Data extract:
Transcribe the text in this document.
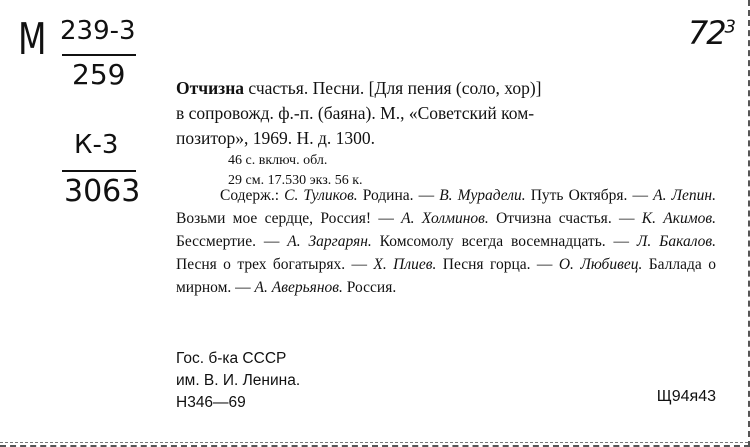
М 239-3
259
К-3
3063
$72^3$
Отчизна счастья. Песни. [Для пения (соло, хор)]
в сопровожд. ф.-п. (баяна). М., «Советский ком-
позитор», 1969. Н. д. 1300.
46 с. включ. обл.
29 см. 17.530 экз. 56 к.
Содерж.: С. Туликов. Родина. — В. Мурадели. Путь Октября. — А. Лепин. Возьми мое сердце, Россия! — А. Холминов. Отчизна счастья. — К. Акимов. Бессмертие. — А. Заргарян. Комсомолу всегда восемнадцать. — Л. Бакалов. Песня о трех богатырях. — Х. Плиев. Песня горца. — О. Любивец. Баллада о мирном. — А. Аверьянов. Россия.
Гос. б-ка СССР
им. В. И. Ленина.
Н346—69	Щ94я43
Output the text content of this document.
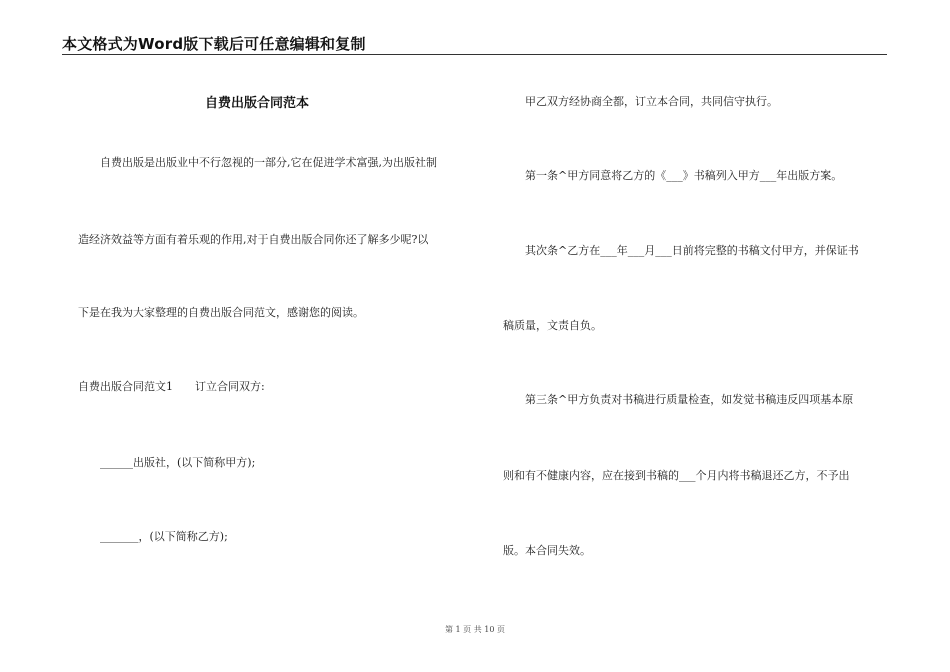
本文格式为Word版下载后可任意编辑和复制
自费出版合同范本
自费出版是出版业中不行忽视的一部分,它在促进学术富强,为出版社制
造经济效益等方面有着乐观的作用,对于自费出版合同你还了解多少呢?以
下是在我为大家整理的自费出版合同范文，感谢您的阅读。
自费出版合同范文1　　订立合同双方:
______出版社，(以下简称甲方);
_______，(以下简称乙方);
甲乙双方经协商全都，订立本合同，共同信守执行。
第一条^甲方同意将乙方的《___》书稿列入甲方___年出版方案。
其次条^乙方在___年___月___日前将完整的书稿文付甲方，并保证书
稿质量，文责自负。
第三条^甲方负责对书稿进行质量检查，如发觉书稿违反四项基本原
则和有不健康内容，应在接到书稿的___个月内将书稿退还乙方，不予出
版。本合同失效。
第 1 页 共 10 页
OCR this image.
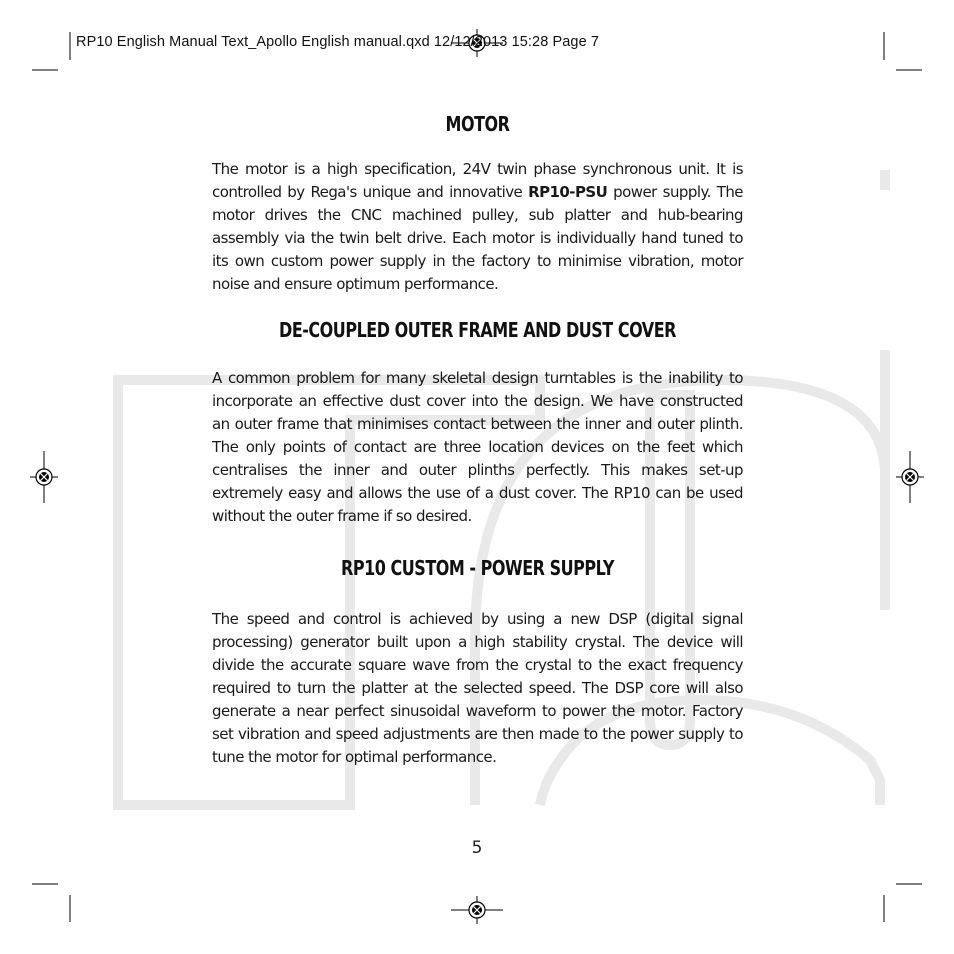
RP10 English Manual Text_Apollo English manual.qxd 12/12/2013 15:28 Page 7
MOTOR

The motor is a high specification, 24V twin phase synchronous unit. It is controlled by Rega's unique and innovative RP10-PSU power supply. The motor drives the CNC machined pulley, sub platter and hub-bearing assembly via the twin belt drive. Each motor is individually hand tuned to its own custom power supply in the factory to minimise vibration, motor noise and ensure optimum performance.

DE-COUPLED OUTER FRAME AND DUST COVER

A common problem for many skeletal design turntables is the inability to incorporate an effective dust cover into the design. We have constructed an outer frame that minimises contact between the inner and outer plinth. The only points of contact are three location devices on the feet which centralises the inner and outer plinths perfectly. This makes set-up extremely easy and allows the use of a dust cover. The RP10 can be used without the outer frame if so desired.

RP10 CUSTOM - POWER SUPPLY

The speed and control is achieved by using a new DSP (digital signal processing) generator built upon a high stability crystal. The device will divide the accurate square wave from the crystal to the exact frequency required to turn the platter at the selected speed. The DSP core will also generate a near perfect sinusoidal waveform to power the motor. Factory set vibration and speed adjustments are then made to the power supply to tune the motor for optimal performance.

5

Exercise description: Omit any images, then output the listing exactly.

Response:
Transcribe the text in this document.
М 239-3
259
К-3
3063
$72^3$
Отчизна счастья. Песни. [Для пения (соло, хор)]
в сопровожд. ф.-п. (баяна). М., «Советский ком-
позитор», 1969. Н. д. 1300.
46 с. включ. обл.
29 см. 17.530 экз. 56 к.
Содерж.: С. Туликов. Родина. — В. Мурадели. Путь Октября. — А. Лепин. Возьми мое сердце, Россия! — А. Холминов. Отчизна счастья. — К. Акимов. Бессмертие. — А. Заргарян. Комсомолу всегда восемнадцать. — Л. Бакалов. Песня о трех богатырях. — Х. Плиев. Песня горца. — О. Любивец. Баллада о мирном. — А. Аверьянов. Россия.
Гос. б-ка СССР
им. В. И. Ленина.
Н346—69	Щ94я43
Output the text content of this document.
本文格式为Word版下载后可任意编辑和复制
自费出版合同范本
自费出版是出版业中不行忽视的一部分,它在促进学术富强,为出版社制
造经济效益等方面有着乐观的作用,对于自费出版合同你还了解多少呢?以
下是在我为大家整理的自费出版合同范文，感谢您的阅读。
自费出版合同范文1　　订立合同双方:
______出版社，(以下简称甲方);
_______，(以下简称乙方);
甲乙双方经协商全都，订立本合同，共同信守执行。
第一条^甲方同意将乙方的《___》书稿列入甲方___年出版方案。
其次条^乙方在___年___月___日前将完整的书稿文付甲方，并保证书
稿质量，文责自负。
第三条^甲方负责对书稿进行质量检查，如发觉书稿违反四项基本原
则和有不健康内容，应在接到书稿的___个月内将书稿退还乙方，不予出
版。本合同失效。
第 1 页 共 10 页
OCR this image.
RP10 English Manual Text_Apollo English manual.qxd 12/12/2013 15:28 Page 7
MOTOR

The motor is a high specification, 24V twin phase synchronous unit. It is controlled by Rega's unique and innovative RP10-PSU power supply. The motor drives the CNC machined pulley, sub platter and hub-bearing assembly via the twin belt drive. Each motor is individually hand tuned to its own custom power supply in the factory to minimise vibration, motor noise and ensure optimum performance.

DE-COUPLED OUTER FRAME AND DUST COVER

A common problem for many skeletal design turntables is the inability to incorporate an effective dust cover into the design. We have constructed an outer frame that minimises contact between the inner and outer plinth. The only points of contact are three location devices on the feet which centralises the inner and outer plinths perfectly. This makes set-up extremely easy and allows the use of a dust cover. The RP10 can be used without the outer frame if so desired.

RP10 CUSTOM - POWER SUPPLY

The speed and control is achieved by using a new DSP (digital signal processing) generator built upon a high stability crystal. The device will divide the accurate square wave from the crystal to the exact frequency required to turn the platter at the selected speed. The DSP core will also generate a near perfect sinusoidal waveform to power the motor. Factory set vibration and speed adjustments are then made to the power supply to tune the motor for optimal performance.

5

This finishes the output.